# Data for this task
----

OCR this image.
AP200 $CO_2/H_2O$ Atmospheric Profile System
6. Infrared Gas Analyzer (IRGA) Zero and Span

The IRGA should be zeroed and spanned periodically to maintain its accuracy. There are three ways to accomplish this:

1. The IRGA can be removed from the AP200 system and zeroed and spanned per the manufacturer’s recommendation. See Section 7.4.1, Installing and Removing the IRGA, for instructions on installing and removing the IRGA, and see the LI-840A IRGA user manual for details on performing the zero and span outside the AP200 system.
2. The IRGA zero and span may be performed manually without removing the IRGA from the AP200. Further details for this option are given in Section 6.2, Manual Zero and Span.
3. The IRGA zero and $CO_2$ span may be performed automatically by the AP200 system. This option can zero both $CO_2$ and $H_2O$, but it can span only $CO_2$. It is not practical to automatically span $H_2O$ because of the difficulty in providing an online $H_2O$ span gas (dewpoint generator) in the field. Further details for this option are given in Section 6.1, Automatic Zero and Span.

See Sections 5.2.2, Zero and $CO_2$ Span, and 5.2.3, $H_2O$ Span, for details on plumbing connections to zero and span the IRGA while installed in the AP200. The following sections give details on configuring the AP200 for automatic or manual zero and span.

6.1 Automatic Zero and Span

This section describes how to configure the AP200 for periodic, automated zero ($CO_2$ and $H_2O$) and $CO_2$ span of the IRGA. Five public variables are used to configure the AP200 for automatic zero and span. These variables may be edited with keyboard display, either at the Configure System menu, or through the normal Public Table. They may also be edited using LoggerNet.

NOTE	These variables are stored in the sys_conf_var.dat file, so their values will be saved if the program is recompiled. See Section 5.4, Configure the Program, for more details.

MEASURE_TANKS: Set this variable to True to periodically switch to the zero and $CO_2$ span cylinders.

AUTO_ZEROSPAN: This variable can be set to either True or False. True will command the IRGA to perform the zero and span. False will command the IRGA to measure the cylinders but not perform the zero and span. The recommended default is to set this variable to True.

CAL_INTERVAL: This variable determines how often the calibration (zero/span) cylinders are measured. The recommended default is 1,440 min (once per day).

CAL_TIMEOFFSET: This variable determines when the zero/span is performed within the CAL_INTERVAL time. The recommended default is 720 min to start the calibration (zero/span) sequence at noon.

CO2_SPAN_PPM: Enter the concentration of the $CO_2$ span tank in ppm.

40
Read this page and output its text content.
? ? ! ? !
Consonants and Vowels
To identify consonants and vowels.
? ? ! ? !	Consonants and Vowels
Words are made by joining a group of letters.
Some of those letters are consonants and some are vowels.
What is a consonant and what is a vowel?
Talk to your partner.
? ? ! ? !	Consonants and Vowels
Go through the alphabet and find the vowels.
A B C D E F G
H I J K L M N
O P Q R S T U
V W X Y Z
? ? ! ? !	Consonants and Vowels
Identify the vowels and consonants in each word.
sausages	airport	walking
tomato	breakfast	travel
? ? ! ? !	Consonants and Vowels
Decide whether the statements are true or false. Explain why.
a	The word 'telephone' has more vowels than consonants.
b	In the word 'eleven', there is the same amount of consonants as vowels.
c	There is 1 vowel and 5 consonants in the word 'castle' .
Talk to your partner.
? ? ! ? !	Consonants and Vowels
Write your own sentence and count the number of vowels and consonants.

----

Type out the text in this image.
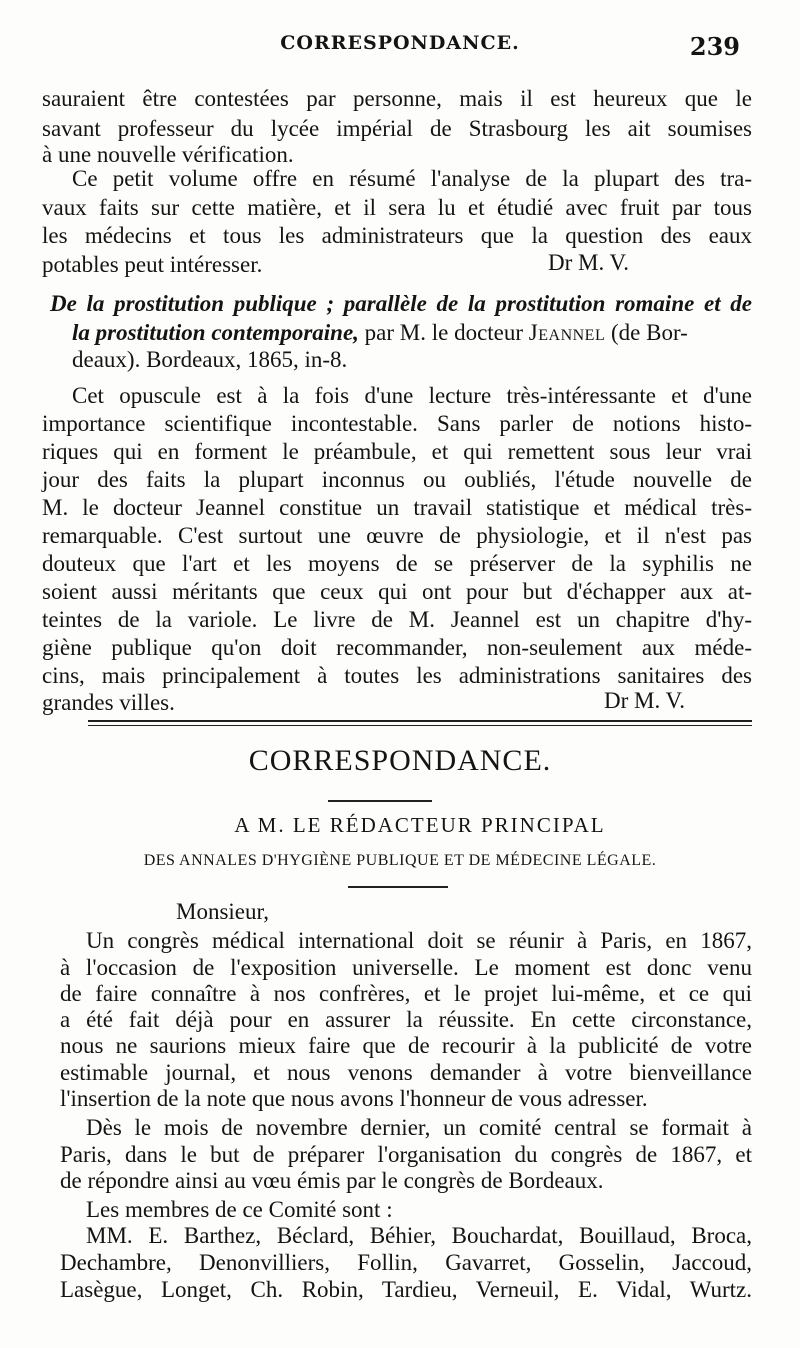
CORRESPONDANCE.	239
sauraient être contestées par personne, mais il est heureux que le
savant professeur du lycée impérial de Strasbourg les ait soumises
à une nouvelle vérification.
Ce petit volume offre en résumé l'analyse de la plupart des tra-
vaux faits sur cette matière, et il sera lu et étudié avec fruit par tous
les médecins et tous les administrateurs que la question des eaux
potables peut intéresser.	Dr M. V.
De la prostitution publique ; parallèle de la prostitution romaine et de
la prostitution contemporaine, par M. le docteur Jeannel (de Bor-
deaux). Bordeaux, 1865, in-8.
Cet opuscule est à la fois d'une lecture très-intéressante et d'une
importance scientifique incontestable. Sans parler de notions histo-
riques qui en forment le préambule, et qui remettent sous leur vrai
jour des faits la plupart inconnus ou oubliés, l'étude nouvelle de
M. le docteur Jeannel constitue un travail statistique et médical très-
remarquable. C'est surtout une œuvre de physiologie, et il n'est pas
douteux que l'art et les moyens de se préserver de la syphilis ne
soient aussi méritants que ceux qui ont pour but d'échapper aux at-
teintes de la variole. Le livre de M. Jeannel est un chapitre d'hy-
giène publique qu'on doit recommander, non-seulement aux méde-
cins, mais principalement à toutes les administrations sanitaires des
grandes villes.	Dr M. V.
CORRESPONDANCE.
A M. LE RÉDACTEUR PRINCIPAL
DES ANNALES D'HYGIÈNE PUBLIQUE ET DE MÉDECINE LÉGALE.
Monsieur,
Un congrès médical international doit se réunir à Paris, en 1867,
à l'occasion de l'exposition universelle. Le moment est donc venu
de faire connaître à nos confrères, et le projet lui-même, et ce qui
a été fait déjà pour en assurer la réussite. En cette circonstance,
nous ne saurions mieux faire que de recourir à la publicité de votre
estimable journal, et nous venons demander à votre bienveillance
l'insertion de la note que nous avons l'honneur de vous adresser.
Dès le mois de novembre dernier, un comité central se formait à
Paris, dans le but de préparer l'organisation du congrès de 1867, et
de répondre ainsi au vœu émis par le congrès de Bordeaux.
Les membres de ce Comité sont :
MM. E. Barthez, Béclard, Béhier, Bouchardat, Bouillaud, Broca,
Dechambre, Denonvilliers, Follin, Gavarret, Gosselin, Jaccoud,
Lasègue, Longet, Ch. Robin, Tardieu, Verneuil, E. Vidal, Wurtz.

----

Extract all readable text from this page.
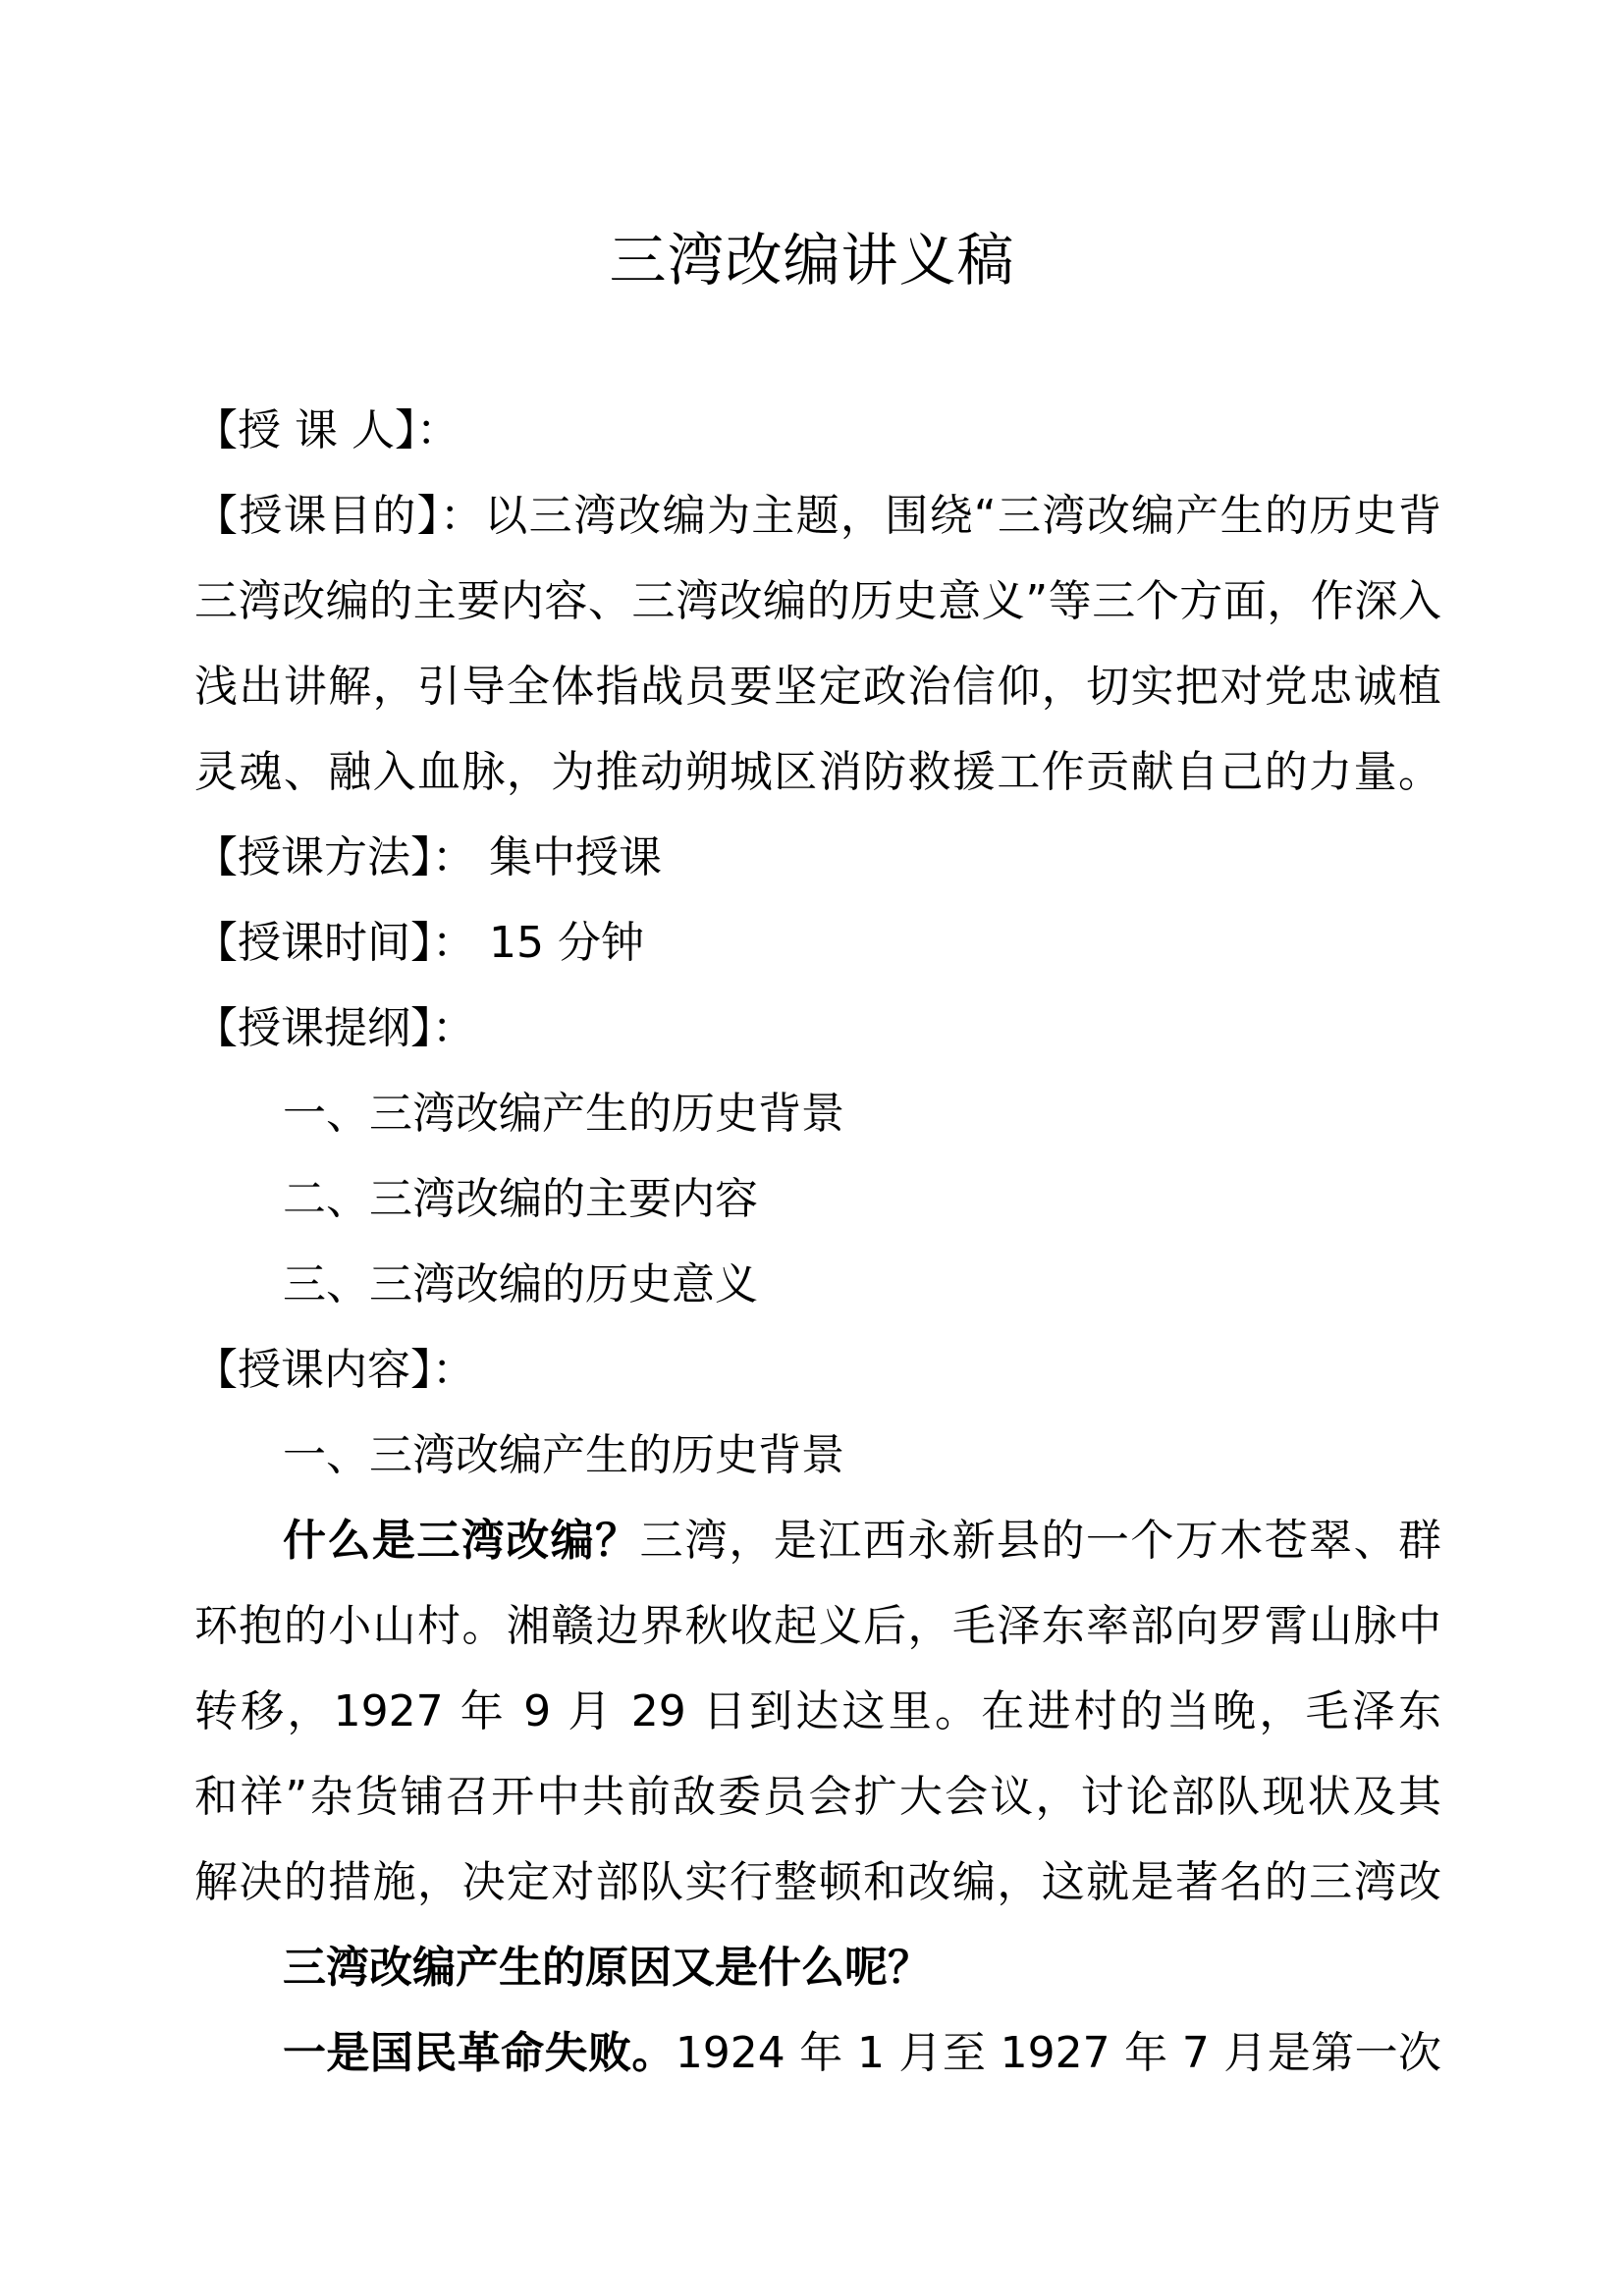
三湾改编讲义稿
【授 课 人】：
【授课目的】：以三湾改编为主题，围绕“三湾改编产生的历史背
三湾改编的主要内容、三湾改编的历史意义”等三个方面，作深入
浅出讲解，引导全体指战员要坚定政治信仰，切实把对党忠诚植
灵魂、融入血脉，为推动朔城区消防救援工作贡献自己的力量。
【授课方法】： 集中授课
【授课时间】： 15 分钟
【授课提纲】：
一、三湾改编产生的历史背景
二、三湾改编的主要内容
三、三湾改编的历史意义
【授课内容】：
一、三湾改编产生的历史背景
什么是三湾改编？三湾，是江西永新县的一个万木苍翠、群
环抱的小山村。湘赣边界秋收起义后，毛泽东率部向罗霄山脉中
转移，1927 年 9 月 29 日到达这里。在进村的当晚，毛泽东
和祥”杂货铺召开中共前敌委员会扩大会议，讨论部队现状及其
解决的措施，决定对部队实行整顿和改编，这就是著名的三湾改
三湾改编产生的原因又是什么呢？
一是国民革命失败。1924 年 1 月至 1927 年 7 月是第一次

----

# Your objective
From the data above, show each line that contains "spanned".

# Exercise response
The IRGA should be zeroed and spanned periodically to maintain its accuracy. There are three ways to accomplish this:
1. The IRGA can be removed from the AP200 system and zeroed and spanned per the manufacturer’s recommendation. See Section 7.4.1, Installing and Removing the IRGA, for instructions on installing and removing the IRGA, and see the LI-840A IRGA user manual for details on performing the zero and span outside the AP200 system.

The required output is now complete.